* Begin *

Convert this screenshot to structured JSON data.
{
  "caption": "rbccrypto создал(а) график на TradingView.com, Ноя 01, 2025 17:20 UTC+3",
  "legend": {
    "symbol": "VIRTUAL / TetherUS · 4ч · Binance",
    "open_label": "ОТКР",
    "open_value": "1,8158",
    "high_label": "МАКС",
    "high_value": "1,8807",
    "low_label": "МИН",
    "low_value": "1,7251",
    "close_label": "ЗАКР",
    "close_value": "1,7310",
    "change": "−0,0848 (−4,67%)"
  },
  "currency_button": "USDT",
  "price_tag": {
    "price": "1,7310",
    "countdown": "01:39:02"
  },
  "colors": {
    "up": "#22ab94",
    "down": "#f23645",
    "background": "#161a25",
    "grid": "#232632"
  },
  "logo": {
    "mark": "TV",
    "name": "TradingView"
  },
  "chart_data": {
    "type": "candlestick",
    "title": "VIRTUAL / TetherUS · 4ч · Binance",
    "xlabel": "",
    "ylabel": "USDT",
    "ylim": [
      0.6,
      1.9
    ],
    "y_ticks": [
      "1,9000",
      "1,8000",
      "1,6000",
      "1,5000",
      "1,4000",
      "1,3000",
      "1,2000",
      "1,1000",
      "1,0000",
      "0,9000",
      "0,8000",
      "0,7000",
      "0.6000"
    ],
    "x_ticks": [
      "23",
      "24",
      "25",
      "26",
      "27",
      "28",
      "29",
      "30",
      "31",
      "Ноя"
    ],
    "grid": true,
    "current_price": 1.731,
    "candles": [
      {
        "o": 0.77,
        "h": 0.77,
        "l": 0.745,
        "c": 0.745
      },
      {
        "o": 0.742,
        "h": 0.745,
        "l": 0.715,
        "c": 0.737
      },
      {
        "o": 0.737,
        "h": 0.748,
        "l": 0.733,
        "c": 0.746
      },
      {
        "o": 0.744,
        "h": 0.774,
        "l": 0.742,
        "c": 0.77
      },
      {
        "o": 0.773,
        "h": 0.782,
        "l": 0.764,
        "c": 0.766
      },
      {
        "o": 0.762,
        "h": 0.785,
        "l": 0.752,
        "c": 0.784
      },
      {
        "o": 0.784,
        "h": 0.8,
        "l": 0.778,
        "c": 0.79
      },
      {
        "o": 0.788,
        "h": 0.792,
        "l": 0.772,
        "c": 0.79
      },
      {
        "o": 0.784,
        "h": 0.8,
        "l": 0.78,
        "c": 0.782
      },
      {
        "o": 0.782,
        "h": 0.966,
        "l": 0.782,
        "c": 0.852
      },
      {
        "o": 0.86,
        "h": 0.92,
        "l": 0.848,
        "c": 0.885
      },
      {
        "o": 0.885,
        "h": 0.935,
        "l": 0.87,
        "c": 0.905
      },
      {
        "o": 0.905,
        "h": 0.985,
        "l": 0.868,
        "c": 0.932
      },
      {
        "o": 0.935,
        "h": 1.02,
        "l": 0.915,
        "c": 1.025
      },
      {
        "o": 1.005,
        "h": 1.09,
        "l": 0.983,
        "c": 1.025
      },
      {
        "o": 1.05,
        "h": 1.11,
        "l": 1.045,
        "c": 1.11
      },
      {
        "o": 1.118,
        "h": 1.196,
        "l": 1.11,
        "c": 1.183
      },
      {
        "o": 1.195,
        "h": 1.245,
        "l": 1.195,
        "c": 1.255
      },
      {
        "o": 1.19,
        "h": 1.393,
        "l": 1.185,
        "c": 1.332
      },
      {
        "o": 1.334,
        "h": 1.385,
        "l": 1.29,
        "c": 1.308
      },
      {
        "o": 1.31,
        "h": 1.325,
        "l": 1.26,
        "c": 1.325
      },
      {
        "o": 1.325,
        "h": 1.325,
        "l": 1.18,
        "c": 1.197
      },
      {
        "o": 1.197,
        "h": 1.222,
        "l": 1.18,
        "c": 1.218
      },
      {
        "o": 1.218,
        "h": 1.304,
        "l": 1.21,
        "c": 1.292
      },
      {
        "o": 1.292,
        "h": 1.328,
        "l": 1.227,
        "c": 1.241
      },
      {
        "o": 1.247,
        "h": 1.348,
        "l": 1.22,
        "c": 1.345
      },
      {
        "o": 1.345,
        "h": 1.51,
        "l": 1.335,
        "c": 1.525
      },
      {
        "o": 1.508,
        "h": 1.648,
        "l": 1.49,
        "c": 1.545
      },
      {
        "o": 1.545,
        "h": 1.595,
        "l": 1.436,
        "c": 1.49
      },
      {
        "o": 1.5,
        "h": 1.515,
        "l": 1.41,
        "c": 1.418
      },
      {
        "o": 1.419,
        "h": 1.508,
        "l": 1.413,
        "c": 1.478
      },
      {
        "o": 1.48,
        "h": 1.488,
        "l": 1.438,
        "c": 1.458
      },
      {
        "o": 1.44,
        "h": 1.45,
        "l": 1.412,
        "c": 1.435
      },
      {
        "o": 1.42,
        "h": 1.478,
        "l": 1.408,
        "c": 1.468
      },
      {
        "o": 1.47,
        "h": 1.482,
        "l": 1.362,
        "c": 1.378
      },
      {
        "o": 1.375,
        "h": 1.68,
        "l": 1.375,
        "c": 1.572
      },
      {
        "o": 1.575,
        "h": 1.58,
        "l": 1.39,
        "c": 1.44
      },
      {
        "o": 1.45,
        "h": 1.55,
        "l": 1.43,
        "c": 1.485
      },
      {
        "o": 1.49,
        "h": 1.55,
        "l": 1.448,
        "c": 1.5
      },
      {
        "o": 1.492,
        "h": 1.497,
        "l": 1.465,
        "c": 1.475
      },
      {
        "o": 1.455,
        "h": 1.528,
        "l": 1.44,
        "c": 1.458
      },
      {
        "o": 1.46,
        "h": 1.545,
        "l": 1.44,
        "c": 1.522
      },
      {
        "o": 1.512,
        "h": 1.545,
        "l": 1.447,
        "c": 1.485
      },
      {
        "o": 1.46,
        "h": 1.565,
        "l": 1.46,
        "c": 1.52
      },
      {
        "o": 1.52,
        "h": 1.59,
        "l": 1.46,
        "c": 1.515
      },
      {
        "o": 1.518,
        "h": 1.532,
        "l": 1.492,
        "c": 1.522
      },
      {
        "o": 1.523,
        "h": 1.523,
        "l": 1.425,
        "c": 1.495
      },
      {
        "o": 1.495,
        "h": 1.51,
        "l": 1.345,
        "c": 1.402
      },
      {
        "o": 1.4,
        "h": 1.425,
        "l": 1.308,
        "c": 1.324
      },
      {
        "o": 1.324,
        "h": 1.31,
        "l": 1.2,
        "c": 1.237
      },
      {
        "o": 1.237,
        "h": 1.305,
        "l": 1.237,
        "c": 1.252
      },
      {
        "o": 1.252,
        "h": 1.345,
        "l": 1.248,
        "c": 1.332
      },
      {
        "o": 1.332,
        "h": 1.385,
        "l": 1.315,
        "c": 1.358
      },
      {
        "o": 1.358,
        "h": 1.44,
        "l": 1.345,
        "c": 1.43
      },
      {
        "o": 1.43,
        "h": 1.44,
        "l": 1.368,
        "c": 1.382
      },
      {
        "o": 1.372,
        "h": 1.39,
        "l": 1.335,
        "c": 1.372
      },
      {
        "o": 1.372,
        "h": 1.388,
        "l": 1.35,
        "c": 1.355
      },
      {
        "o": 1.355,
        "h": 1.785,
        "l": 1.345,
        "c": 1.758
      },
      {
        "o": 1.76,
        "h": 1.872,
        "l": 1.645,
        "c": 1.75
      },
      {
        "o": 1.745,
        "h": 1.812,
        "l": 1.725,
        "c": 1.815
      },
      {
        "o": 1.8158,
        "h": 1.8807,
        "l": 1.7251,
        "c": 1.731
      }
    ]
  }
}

* End *

Faithfully copy every entry, leaving nothing out.

TASK SOLUTION:
Convert this screenshot to structured JSON data.
{
  "caption": "rbccrypto создал(а) график на TradingView.com, Ноя 01, 2025 17:20 UTC+3",
  "legend": {
    "symbol": "VIRTUAL / TetherUS · 4ч · Binance",
    "open_label": "ОТКР",
    "open_value": "1,8158",
    "high_label": "МАКС",
    "high_value": "1,8807",
    "low_label": "МИН",
    "low_value": "1,7251",
    "close_label": "ЗАКР",
    "close_value": "1,7310",
    "change": "−0,0848 (−4,67%)"
  },
  "currency_button": "USDT",
  "price_tag": {
    "price": "1,7310",
    "countdown": "01:39:02"
  },
  "colors": {
    "up": "#22ab94",
    "down": "#f23645",
    "background": "#161a25",
    "grid": "#232632"
  },
  "logo": {
    "mark": "TV",
    "name": "TradingView"
  },
  "chart_data": {
    "type": "candlestick",
    "title": "VIRTUAL / TetherUS · 4ч · Binance",
    "xlabel": "",
    "ylabel": "USDT",
    "ylim": [
      0.6,
      1.9
    ],
    "y_ticks": [
      "1,9000",
      "1,8000",
      "1,6000",
      "1,5000",
      "1,4000",
      "1,3000",
      "1,2000",
      "1,1000",
      "1,0000",
      "0,9000",
      "0,8000",
      "0,7000",
      "0.6000"
    ],
    "x_ticks": [
      "23",
      "24",
      "25",
      "26",
      "27",
      "28",
      "29",
      "30",
      "31",
      "Ноя"
    ],
    "grid": true,
    "current_price": 1.731,
    "candles": [
      {
        "o": 0.77,
        "h": 0.77,
        "l": 0.745,
        "c": 0.745
      },
      {
        "o": 0.742,
        "h": 0.745,
        "l": 0.715,
        "c": 0.737
      },
      {
        "o": 0.737,
        "h": 0.748,
        "l": 0.733,
        "c": 0.746
      },
      {
        "o": 0.744,
        "h": 0.774,
        "l": 0.742,
        "c": 0.77
      },
      {
        "o": 0.773,
        "h": 0.782,
        "l": 0.764,
        "c": 0.766
      },
      {
        "o": 0.762,
        "h": 0.785,
        "l": 0.752,
        "c": 0.784
      },
      {
        "o": 0.784,
        "h": 0.8,
        "l": 0.778,
        "c": 0.79
      },
      {
        "o": 0.788,
        "h": 0.792,
        "l": 0.772,
        "c": 0.79
      },
      {
        "o": 0.784,
        "h": 0.8,
        "l": 0.78,
        "c": 0.782
      },
      {
        "o": 0.782,
        "h": 0.966,
        "l": 0.782,
        "c": 0.852
      },
      {
        "o": 0.86,
        "h": 0.92,
        "l": 0.848,
        "c": 0.885
      },
      {
        "o": 0.885,
        "h": 0.935,
        "l": 0.87,
        "c": 0.905
      },
      {
        "o": 0.905,
        "h": 0.985,
        "l": 0.868,
        "c": 0.932
      },
      {
        "o": 0.935,
        "h": 1.02,
        "l": 0.915,
        "c": 1.025
      },
      {
        "o": 1.005,
        "h": 1.09,
        "l": 0.983,
        "c": 1.025
      },
      {
        "o": 1.05,
        "h": 1.11,
        "l": 1.045,
        "c": 1.11
      },
      {
        "o": 1.118,
        "h": 1.196,
        "l": 1.11,
        "c": 1.183
      },
      {
        "o": 1.195,
        "h": 1.245,
        "l": 1.195,
        "c": 1.255
      },
      {
        "o": 1.19,
        "h": 1.393,
        "l": 1.185,
        "c": 1.332
      },
      {
        "o": 1.334,
        "h": 1.385,
        "l": 1.29,
        "c": 1.308
      },
      {
        "o": 1.31,
        "h": 1.325,
        "l": 1.26,
        "c": 1.325
      },
      {
        "o": 1.325,
        "h": 1.325,
        "l": 1.18,
        "c": 1.197
      },
      {
        "o": 1.197,
        "h": 1.222,
        "l": 1.18,
        "c": 1.218
      },
      {
        "o": 1.218,
        "h": 1.304,
        "l": 1.21,
        "c": 1.292
      },
      {
        "o": 1.292,
        "h": 1.328,
        "l": 1.227,
        "c": 1.241
      },
      {
        "o": 1.247,
        "h": 1.348,
        "l": 1.22,
        "c": 1.345
      },
      {
        "o": 1.345,
        "h": 1.51,
        "l": 1.335,
        "c": 1.525
      },
      {
        "o": 1.508,
        "h": 1.648,
        "l": 1.49,
        "c": 1.545
      },
      {
        "o": 1.545,
        "h": 1.595,
        "l": 1.436,
        "c": 1.49
      },
      {
        "o": 1.5,
        "h": 1.515,
        "l": 1.41,
        "c": 1.418
      },
      {
        "o": 1.419,
        "h": 1.508,
        "l": 1.413,
        "c": 1.478
      },
      {
        "o": 1.48,
        "h": 1.488,
        "l": 1.438,
        "c": 1.458
      },
      {
        "o": 1.44,
        "h": 1.45,
        "l": 1.412,
        "c": 1.435
      },
      {
        "o": 1.42,
        "h": 1.478,
        "l": 1.408,
        "c": 1.468
      },
      {
        "o": 1.47,
        "h": 1.482,
        "l": 1.362,
        "c": 1.378
      },
      {
        "o": 1.375,
        "h": 1.68,
        "l": 1.375,
        "c": 1.572
      },
      {
        "o": 1.575,
        "h": 1.58,
        "l": 1.39,
        "c": 1.44
      },
      {
        "o": 1.45,
        "h": 1.55,
        "l": 1.43,
        "c": 1.485
      },
      {
        "o": 1.49,
        "h": 1.55,
        "l": 1.448,
        "c": 1.5
      },
      {
        "o": 1.492,
        "h": 1.497,
        "l": 1.465,
        "c": 1.475
      },
      {
        "o": 1.455,
        "h": 1.528,
        "l": 1.44,
        "c": 1.458
      },
      {
        "o": 1.46,
        "h": 1.545,
        "l": 1.44,
        "c": 1.522
      },
      {
        "o": 1.512,
        "h": 1.545,
        "l": 1.447,
        "c": 1.485
      },
      {
        "o": 1.46,
        "h": 1.565,
        "l": 1.46,
        "c": 1.52
      },
      {
        "o": 1.52,
        "h": 1.59,
        "l": 1.46,
        "c": 1.515
      },
      {
        "o": 1.518,
        "h": 1.532,
        "l": 1.492,
        "c": 1.522
      },
      {
        "o": 1.523,
        "h": 1.523,
        "l": 1.425,
        "c": 1.495
      },
      {
        "o": 1.495,
        "h": 1.51,
        "l": 1.345,
        "c": 1.402
      },
      {
        "o": 1.4,
        "h": 1.425,
        "l": 1.308,
        "c": 1.324
      },
      {
        "o": 1.324,
        "h": 1.31,
        "l": 1.2,
        "c": 1.237
      },
      {
        "o": 1.237,
        "h": 1.305,
        "l": 1.237,
        "c": 1.252
      },
      {
        "o": 1.252,
        "h": 1.345,
        "l": 1.248,
        "c": 1.332
      },
      {
        "o": 1.332,
        "h": 1.385,
        "l": 1.315,
        "c": 1.358
      },
      {
        "o": 1.358,
        "h": 1.44,
        "l": 1.345,
        "c": 1.43
      },
      {
        "o": 1.43,
        "h": 1.44,
        "l": 1.368,
        "c": 1.382
      },
      {
        "o": 1.372,
        "h": 1.39,
        "l": 1.335,
        "c": 1.372
      },
      {
        "o": 1.372,
        "h": 1.388,
        "l": 1.35,
        "c": 1.355
      },
      {
        "o": 1.355,
        "h": 1.785,
        "l": 1.345,
        "c": 1.758
      },
      {
        "o": 1.76,
        "h": 1.872,
        "l": 1.645,
        "c": 1.75
      },
      {
        "o": 1.745,
        "h": 1.812,
        "l": 1.725,
        "c": 1.815
      },
      {
        "o": 1.8158,
        "h": 1.8807,
        "l": 1.7251,
        "c": 1.731
      }
    ]
  }
}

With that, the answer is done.